[Dataset items]
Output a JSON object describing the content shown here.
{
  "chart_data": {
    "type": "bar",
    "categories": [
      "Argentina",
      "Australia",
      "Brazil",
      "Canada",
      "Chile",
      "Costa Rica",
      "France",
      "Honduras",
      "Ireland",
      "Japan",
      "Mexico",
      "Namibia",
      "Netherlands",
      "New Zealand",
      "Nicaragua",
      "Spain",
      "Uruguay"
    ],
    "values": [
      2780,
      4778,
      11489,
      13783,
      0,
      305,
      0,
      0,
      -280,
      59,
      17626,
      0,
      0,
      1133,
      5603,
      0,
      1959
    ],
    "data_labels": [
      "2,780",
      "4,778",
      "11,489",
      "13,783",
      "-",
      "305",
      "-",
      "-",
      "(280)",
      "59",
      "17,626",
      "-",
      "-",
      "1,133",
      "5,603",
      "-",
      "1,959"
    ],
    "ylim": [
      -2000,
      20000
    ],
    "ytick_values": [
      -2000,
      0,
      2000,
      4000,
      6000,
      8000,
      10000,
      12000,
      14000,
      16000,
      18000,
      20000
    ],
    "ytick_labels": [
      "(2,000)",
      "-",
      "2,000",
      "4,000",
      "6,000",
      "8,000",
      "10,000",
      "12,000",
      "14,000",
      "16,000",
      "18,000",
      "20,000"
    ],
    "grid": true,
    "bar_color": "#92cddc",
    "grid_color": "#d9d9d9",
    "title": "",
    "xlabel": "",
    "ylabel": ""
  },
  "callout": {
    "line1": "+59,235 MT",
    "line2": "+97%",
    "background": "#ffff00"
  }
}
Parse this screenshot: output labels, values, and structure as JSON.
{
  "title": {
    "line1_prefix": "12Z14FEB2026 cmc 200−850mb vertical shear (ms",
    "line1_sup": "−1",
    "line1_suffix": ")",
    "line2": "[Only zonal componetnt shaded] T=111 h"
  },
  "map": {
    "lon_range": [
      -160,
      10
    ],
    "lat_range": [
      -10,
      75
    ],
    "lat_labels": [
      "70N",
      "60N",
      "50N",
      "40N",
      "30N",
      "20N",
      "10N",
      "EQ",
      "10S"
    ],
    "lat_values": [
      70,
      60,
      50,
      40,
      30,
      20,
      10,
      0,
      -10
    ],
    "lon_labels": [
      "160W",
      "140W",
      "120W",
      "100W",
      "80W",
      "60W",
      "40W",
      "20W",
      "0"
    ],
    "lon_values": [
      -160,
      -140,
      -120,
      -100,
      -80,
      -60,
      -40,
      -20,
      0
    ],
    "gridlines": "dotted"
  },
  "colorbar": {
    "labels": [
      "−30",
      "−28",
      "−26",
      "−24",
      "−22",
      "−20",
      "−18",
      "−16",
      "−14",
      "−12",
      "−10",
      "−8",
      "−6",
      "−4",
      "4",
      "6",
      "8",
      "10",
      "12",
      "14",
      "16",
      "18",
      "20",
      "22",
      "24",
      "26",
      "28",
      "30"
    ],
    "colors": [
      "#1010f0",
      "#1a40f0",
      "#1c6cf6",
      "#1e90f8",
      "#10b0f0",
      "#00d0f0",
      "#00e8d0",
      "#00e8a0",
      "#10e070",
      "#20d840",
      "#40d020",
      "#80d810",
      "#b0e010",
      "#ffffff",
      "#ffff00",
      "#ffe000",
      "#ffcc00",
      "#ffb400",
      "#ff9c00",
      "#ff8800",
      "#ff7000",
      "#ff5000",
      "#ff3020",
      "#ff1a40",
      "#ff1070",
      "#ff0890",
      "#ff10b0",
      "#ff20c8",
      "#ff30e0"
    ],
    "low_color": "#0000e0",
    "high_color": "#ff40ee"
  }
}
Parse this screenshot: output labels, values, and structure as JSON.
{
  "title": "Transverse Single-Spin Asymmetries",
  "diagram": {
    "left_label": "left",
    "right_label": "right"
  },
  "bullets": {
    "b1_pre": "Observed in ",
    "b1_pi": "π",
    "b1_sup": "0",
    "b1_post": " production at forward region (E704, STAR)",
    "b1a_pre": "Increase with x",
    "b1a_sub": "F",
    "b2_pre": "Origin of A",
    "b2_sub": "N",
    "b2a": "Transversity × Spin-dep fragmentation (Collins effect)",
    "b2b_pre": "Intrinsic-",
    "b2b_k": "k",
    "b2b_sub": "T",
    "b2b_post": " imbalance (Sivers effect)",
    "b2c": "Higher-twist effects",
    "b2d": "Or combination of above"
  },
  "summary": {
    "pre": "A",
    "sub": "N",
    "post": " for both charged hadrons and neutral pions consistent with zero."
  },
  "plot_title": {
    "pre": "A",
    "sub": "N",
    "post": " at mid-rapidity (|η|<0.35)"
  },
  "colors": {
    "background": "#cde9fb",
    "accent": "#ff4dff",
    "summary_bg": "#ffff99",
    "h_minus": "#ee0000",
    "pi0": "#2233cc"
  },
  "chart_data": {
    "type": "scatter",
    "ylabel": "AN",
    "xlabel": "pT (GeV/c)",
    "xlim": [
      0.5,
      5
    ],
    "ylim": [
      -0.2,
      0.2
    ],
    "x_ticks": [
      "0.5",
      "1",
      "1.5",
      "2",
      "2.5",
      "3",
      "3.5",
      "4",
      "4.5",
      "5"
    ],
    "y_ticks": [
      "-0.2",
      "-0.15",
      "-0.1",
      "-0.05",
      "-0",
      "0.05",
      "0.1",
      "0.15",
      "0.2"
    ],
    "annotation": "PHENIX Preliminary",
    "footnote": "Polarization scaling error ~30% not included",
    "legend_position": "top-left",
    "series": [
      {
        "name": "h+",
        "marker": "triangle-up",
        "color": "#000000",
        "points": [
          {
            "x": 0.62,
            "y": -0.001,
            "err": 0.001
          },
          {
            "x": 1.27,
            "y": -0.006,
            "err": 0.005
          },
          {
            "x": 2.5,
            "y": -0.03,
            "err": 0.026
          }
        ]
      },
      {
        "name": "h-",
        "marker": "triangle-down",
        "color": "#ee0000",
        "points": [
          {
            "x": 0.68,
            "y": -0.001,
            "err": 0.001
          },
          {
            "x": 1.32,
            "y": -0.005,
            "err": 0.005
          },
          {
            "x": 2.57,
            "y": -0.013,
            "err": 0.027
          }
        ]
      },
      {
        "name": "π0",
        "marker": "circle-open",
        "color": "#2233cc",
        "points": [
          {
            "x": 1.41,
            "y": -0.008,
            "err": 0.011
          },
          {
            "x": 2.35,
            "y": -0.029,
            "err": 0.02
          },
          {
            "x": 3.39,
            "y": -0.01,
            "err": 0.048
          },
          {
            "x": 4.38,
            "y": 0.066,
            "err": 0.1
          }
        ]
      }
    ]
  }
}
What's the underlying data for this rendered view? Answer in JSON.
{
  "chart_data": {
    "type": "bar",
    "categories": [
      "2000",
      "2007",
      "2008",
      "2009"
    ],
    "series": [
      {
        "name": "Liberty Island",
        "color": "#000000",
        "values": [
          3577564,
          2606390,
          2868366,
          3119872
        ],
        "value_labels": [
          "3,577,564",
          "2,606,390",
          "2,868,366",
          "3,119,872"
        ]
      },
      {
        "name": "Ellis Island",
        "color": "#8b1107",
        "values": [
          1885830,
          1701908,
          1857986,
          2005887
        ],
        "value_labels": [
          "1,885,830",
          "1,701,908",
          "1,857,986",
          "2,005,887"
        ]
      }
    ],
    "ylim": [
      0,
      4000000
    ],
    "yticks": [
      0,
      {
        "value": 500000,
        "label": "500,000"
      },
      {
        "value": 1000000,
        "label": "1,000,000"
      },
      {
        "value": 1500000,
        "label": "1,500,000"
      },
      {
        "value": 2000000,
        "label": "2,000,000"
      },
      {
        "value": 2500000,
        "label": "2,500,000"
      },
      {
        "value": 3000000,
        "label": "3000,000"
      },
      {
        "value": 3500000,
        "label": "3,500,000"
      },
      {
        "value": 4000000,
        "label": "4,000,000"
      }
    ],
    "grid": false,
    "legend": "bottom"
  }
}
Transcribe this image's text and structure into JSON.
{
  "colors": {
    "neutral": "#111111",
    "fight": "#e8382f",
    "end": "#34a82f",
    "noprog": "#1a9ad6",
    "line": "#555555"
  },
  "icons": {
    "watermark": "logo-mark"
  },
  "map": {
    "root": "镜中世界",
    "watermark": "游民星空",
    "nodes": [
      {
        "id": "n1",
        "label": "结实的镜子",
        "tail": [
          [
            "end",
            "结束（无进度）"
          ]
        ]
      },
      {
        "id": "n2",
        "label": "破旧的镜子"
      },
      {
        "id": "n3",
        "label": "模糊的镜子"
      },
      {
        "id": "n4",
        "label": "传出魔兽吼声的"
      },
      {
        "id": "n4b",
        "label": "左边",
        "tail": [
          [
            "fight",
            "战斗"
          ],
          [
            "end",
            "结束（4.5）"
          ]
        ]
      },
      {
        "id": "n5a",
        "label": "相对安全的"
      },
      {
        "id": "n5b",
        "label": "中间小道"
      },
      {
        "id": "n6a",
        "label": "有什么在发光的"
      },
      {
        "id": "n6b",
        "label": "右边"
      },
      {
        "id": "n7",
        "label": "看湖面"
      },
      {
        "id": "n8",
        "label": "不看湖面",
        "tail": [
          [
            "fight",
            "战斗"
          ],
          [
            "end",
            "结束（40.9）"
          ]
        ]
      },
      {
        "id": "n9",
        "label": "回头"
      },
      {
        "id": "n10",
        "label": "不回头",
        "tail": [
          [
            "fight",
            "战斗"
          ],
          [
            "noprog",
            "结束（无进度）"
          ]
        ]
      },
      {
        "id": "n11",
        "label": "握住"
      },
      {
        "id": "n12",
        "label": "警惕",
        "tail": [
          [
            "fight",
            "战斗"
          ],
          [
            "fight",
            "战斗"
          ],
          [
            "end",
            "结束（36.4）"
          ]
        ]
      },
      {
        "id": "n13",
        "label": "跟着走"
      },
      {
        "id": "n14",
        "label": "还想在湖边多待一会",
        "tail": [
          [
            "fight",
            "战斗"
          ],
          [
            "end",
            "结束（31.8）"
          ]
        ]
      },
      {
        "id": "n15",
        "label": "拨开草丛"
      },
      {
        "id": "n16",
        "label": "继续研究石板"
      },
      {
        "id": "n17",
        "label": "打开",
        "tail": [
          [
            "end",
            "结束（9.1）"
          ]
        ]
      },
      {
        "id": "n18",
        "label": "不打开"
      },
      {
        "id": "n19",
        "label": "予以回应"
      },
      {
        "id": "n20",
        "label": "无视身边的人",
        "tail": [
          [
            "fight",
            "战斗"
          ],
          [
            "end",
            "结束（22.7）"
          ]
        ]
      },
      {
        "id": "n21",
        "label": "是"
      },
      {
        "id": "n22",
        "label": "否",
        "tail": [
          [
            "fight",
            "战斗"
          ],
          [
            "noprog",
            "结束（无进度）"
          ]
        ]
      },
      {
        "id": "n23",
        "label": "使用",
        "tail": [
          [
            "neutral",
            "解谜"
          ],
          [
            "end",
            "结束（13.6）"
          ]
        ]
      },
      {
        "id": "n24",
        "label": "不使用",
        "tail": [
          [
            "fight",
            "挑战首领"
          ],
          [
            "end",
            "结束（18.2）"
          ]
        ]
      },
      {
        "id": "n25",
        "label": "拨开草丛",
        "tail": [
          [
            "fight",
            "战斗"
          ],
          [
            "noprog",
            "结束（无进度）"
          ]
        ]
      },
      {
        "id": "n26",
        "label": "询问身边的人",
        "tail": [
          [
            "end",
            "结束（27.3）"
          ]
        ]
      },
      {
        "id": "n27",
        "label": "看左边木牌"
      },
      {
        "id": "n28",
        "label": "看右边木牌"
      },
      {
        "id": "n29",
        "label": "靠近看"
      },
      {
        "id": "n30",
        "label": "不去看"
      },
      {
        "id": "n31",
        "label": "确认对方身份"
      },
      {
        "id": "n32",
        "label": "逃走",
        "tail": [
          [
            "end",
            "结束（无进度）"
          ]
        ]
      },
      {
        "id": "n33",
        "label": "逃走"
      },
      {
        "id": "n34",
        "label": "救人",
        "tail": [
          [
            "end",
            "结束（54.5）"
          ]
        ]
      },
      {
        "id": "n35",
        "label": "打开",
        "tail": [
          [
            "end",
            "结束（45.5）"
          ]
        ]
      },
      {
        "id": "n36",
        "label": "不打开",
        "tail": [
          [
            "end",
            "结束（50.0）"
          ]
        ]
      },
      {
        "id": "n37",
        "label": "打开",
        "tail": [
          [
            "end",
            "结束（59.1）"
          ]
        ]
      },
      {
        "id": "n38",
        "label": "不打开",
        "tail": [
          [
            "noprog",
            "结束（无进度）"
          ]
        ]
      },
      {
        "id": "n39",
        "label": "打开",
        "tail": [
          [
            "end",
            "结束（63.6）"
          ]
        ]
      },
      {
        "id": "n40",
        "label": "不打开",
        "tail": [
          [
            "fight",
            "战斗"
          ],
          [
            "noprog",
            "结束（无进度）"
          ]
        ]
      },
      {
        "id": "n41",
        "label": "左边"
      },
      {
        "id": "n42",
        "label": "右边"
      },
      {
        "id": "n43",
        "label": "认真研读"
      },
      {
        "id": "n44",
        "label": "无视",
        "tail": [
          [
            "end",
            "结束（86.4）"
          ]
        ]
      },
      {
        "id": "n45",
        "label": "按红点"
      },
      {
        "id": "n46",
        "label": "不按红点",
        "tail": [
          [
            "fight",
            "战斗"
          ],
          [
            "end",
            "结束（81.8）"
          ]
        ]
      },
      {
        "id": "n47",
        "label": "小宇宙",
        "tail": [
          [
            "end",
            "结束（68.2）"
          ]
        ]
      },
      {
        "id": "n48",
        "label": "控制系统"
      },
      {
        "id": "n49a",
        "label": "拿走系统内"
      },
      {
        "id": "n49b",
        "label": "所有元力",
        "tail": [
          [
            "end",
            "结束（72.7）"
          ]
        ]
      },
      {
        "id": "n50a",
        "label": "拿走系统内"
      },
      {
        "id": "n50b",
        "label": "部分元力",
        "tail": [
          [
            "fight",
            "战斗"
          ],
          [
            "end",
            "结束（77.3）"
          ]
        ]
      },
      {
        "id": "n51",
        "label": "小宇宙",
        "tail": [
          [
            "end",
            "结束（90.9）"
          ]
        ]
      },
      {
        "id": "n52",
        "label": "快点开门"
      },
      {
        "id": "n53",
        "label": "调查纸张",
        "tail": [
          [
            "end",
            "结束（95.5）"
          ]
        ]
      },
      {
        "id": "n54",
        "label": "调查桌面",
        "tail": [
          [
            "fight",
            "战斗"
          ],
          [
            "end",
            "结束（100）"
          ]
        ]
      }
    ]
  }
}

__WORK INSTRUCTIONS__.
Only the number is wanted: how many lines of these entries contain the string "marker"?

__THE ANSWER__.
3